April 21st, 2011 | In seven days a celebration will begin; be a part of it!

In just ONE week’s time, on April 27, 2011, Sierra Leone will honor its 50th anniversary of independence, and there is a lot to celebrate.

Barmmy Boy behind the camera shooting 'They Resisted.'

Barmmy Boy behind the camera shooting 'They Resisted.'

We are officially launching our new production initiative, ‘Picturing Independence: A Positive Revolution.’ And, to top it off we are celebrating it all by jumping into the social funding arena, by launching WeOwnTV’s first Kickstarter campaign. And, of course, when we get social, we think of you. So, here we are reaching out to all of you—our loyal supporters and fans—to make sure it’s a wild success, worthy of celebration.

Here’s what you need to know about our Kickstarter campaign, ‘Picturing Independence: A Positive Revolution:’

* Our campaign is officially launched and all the details can be founded by heading over to our page on Kickstarter.
* The campaign was created to support of our year-long production initiative of the same title, ‘Picturing Independence: A Positive Revolution.’  The goal of the initiative is to create a group of short films that celebrate the Sierra Leone of yesterday and today. These works explore the idea of independence and rebuilding a positive national and cultural identity. WeOwnTV filmmakers are writing and producing both narrative and documentary films for this initiative.
* Our goal for the 50-day campaign is $15,000. Together, we can do it.
* We are collaborating with Sierra Leone’s Refugee All Stars on the campaign. Their tour is called ‘The Positive Revolution Tour’ and the band is excited to bring the spirit of Sierra Leone’s celebration to their audience and to this effort. We produced a video together before the band left Freetown and we look forward to sharing it with you next week before the 50th celebration.

Ways you can support campaign:

* Be one of the first 50 people to donate. We will do something special for you, in addition to the donation awards you will already receive as a thank you for your donation (Kickstarter is cool like that).

▶ _Entries provided_:

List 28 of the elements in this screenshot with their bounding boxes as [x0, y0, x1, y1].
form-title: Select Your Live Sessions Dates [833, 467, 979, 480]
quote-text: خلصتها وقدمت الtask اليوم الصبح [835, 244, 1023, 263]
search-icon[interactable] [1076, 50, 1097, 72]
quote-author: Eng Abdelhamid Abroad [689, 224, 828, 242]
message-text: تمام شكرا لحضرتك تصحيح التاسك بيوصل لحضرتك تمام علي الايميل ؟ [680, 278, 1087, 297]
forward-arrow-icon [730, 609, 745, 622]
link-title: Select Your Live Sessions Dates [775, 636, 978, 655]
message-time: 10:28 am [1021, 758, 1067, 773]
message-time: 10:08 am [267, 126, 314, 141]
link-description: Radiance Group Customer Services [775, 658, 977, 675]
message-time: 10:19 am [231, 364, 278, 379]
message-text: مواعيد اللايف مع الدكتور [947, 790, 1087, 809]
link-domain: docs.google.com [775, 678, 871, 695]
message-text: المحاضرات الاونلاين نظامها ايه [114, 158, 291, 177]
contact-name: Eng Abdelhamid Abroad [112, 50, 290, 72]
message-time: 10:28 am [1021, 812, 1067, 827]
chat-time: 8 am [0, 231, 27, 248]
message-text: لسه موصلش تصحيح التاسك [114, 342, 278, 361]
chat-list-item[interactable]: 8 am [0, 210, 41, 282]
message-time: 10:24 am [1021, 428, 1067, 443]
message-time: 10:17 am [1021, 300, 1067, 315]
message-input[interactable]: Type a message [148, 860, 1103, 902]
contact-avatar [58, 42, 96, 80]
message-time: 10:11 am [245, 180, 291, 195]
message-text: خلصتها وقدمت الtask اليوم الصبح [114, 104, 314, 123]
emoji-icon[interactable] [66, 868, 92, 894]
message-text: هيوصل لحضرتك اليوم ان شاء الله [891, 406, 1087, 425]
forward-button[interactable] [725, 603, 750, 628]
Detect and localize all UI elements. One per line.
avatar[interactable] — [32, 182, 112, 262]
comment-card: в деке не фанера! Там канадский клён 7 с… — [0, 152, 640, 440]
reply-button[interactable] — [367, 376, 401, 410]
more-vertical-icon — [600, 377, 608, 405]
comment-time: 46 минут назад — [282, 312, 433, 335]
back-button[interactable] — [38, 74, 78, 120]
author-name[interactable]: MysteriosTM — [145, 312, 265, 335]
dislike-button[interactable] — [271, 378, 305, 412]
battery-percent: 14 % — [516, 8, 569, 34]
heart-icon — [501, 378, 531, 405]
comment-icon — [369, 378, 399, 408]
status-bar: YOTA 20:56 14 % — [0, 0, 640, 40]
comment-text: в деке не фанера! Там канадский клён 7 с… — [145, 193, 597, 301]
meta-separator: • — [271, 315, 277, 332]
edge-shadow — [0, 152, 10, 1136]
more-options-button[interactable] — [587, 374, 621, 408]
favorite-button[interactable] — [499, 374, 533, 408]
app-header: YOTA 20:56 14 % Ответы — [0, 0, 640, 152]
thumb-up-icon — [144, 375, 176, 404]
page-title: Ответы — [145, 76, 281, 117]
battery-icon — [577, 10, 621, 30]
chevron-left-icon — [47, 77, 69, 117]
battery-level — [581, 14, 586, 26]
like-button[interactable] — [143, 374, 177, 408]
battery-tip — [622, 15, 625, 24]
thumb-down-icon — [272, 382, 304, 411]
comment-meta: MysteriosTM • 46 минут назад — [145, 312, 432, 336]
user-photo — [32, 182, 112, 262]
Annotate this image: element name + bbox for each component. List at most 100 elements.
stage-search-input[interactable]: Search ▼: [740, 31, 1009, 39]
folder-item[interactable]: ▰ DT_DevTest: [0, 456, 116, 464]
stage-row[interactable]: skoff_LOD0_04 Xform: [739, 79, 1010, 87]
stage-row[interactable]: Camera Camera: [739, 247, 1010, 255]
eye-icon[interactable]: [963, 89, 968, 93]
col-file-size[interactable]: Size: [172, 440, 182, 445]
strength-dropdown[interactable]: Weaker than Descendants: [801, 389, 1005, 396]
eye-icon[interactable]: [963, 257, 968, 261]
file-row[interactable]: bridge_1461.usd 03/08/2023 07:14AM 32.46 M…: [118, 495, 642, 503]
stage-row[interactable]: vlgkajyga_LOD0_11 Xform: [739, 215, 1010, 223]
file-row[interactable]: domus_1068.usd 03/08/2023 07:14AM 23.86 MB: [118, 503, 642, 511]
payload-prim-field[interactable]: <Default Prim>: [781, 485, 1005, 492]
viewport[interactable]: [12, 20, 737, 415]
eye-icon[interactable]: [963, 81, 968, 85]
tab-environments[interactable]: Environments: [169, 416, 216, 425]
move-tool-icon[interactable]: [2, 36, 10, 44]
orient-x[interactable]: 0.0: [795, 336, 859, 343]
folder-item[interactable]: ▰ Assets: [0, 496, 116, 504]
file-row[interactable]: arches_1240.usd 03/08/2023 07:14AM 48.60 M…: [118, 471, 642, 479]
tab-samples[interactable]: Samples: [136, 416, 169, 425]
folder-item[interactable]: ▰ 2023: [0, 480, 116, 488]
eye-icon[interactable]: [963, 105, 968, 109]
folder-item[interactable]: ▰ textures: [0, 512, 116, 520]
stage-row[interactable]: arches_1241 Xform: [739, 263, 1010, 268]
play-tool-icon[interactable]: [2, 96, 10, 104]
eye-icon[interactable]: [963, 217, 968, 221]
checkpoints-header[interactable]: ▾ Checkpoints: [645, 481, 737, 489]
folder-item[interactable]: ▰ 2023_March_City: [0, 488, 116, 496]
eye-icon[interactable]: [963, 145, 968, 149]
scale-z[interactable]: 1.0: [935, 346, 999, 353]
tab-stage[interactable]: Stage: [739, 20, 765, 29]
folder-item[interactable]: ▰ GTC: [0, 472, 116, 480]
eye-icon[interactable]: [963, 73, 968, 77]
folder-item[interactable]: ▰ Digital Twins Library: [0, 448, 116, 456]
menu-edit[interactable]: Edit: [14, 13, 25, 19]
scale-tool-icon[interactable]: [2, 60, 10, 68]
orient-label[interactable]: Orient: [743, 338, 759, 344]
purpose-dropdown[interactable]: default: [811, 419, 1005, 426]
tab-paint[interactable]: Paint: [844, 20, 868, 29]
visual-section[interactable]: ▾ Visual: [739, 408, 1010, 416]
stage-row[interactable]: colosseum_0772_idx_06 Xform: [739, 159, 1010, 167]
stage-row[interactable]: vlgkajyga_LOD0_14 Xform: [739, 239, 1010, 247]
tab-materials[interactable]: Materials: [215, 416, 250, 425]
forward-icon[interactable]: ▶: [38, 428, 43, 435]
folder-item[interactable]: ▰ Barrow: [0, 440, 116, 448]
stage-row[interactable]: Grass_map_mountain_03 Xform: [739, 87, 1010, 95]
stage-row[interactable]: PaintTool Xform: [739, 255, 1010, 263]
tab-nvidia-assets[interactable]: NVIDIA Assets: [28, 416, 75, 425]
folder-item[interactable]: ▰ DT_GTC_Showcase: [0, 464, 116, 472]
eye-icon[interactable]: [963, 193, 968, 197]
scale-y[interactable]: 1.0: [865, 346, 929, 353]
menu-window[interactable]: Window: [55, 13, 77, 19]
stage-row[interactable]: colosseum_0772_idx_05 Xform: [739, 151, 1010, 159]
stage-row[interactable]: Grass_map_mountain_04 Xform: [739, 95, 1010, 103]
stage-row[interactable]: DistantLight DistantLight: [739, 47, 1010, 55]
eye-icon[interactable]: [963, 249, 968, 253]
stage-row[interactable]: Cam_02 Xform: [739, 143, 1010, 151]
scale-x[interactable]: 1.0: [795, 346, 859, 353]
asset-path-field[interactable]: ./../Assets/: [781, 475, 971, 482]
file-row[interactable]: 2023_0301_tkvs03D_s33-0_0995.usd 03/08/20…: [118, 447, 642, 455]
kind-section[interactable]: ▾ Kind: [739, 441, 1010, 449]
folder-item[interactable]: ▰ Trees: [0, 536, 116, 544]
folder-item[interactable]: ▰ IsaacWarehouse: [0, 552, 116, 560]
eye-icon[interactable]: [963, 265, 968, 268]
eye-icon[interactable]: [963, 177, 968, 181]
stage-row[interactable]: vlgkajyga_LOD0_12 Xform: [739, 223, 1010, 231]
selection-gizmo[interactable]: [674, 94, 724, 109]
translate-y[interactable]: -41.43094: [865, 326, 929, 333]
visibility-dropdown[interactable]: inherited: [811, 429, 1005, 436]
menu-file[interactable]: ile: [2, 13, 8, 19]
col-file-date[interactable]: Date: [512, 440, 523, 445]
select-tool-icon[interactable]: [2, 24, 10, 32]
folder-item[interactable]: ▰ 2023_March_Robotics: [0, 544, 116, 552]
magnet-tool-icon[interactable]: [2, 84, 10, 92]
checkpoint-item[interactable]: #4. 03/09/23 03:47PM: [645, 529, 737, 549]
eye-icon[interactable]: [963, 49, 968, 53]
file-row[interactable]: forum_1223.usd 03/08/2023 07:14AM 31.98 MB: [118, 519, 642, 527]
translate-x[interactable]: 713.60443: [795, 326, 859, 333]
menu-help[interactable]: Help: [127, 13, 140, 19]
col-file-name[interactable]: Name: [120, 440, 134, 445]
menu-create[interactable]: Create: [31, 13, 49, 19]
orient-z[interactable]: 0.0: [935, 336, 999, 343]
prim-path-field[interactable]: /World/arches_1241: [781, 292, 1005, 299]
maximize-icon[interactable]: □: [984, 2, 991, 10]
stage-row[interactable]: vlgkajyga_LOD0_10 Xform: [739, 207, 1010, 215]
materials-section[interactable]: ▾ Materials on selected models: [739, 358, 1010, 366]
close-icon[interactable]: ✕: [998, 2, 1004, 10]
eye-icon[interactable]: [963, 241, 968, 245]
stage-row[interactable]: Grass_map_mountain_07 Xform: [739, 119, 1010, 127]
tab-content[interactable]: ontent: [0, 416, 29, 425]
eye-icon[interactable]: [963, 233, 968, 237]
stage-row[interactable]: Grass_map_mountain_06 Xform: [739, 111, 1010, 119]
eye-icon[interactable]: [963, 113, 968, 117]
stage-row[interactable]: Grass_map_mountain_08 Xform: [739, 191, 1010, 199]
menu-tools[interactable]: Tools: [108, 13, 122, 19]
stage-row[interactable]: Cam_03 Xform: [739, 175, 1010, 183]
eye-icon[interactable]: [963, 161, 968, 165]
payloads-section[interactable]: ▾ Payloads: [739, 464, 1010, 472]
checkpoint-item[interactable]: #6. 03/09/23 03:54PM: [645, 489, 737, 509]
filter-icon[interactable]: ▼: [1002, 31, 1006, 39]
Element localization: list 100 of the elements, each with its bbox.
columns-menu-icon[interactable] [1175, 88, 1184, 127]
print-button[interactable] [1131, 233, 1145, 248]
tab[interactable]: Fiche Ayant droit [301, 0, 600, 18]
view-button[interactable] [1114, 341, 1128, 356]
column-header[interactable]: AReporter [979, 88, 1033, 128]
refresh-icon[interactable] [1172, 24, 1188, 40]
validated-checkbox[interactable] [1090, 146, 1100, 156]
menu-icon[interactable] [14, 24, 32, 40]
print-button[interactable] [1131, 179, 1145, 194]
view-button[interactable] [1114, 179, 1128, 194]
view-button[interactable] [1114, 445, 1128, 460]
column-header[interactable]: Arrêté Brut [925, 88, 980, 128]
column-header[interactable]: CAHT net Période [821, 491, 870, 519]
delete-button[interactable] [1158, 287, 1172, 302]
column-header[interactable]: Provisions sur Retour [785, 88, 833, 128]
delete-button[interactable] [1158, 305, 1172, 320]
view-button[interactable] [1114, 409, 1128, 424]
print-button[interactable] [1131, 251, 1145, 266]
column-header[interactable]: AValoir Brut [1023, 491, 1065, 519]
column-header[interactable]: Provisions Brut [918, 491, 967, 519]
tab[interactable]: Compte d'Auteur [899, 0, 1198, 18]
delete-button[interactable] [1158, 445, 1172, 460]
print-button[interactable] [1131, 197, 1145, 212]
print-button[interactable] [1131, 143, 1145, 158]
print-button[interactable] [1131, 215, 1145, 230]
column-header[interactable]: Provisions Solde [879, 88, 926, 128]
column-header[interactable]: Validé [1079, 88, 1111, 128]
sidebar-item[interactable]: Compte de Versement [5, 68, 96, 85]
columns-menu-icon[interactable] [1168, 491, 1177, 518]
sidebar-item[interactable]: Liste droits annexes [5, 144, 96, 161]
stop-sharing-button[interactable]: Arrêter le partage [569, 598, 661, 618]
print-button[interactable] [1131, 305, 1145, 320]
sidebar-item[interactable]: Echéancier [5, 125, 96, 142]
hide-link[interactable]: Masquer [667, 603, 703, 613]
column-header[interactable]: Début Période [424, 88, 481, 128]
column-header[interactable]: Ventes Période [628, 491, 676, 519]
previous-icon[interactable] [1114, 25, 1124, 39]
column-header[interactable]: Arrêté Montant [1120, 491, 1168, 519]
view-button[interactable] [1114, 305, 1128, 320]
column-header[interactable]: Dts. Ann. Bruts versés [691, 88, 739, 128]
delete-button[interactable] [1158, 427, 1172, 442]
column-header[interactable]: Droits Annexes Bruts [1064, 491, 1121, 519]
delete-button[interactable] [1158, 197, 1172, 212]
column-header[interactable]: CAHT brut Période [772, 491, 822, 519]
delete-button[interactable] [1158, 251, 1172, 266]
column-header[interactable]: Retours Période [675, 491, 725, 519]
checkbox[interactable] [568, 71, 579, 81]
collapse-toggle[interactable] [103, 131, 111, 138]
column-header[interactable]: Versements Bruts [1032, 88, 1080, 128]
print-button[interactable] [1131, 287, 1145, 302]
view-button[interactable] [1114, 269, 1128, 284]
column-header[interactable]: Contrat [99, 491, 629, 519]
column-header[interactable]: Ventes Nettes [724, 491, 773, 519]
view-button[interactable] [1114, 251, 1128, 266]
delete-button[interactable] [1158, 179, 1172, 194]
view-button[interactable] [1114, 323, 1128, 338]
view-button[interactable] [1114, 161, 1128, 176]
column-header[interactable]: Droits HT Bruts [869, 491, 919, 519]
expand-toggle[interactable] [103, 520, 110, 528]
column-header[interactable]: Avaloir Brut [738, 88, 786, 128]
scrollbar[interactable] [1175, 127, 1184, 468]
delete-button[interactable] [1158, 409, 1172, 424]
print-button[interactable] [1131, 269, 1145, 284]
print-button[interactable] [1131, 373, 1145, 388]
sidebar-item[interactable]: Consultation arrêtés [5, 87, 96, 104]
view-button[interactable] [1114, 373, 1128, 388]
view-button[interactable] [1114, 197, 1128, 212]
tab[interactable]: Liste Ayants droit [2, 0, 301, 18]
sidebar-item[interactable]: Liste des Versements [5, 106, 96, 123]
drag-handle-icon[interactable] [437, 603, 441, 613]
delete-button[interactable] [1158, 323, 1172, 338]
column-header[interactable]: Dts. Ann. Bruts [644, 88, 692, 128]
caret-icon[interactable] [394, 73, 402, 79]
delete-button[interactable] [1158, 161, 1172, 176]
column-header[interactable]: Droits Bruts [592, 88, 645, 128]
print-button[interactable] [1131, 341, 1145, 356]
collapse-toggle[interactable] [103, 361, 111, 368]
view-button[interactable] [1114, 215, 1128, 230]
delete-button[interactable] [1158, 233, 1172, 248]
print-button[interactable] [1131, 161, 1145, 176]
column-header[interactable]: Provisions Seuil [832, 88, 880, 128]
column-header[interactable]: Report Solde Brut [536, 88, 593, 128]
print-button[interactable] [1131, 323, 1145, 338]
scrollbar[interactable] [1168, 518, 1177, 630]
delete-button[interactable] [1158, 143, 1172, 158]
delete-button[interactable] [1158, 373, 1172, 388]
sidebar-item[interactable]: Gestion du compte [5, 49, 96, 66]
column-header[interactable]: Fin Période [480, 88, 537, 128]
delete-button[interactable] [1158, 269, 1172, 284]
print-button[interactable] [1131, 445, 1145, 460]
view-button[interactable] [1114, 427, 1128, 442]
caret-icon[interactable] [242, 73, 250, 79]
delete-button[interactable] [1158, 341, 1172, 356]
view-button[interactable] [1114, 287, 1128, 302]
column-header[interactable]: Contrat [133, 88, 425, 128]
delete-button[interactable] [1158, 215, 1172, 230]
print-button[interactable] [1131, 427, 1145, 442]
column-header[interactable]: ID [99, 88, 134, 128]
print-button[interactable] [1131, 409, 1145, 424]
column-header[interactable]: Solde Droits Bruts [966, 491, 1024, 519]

▶ _Problems_:
**1.** Why was the campaign created, according to the Kickstarter announcement? Answer in one to three sentences.
**2.** Please convert the rows into a JSON list of strings, one string per line, with blank lines left out. Start at the first row and end at the row that contains "message-time: 10:08 am [267, 126, 314, 141]".

▶ _Task-by-task solutions_:
**1.** The campaign was created to support WeOwnTV's year-long production initiative of the same title, 'Picturing Independence: A Positive Revolution.' That initiative aims to create a group of short films that celebrate the Sierra Leone of yesterday and today.

**2.**
[
  "List 28 of the elements in this screenshot with their bounding boxes as [x0, y0, x1, y1].",
  "form-title: Select Your Live Sessions Dates [833, 467, 979, 480]",
  "quote-text: خلصتها وقدمت الtask اليوم الصبح [835, 244, 1023, 263]",
  "search-icon[interactable] [1076, 50, 1097, 72]",
  "quote-author: Eng Abdelhamid Abroad [689, 224, 828, 242]",
  "message-text: تمام شكرا لحضرتك تصحيح التاسك بيوصل لحضرتك تمام علي الايميل ؟ [680, 278, 1087, 297]",
  "forward-arrow-icon [730, 609, 745, 622]",
  "link-title: Select Your Live Sessions Dates [775, 636, 978, 655]",
  "message-time: 10:28 am [1021, 758, 1067, 773]",
  "message-time: 10:08 am [267, 126, 314, 141]"
]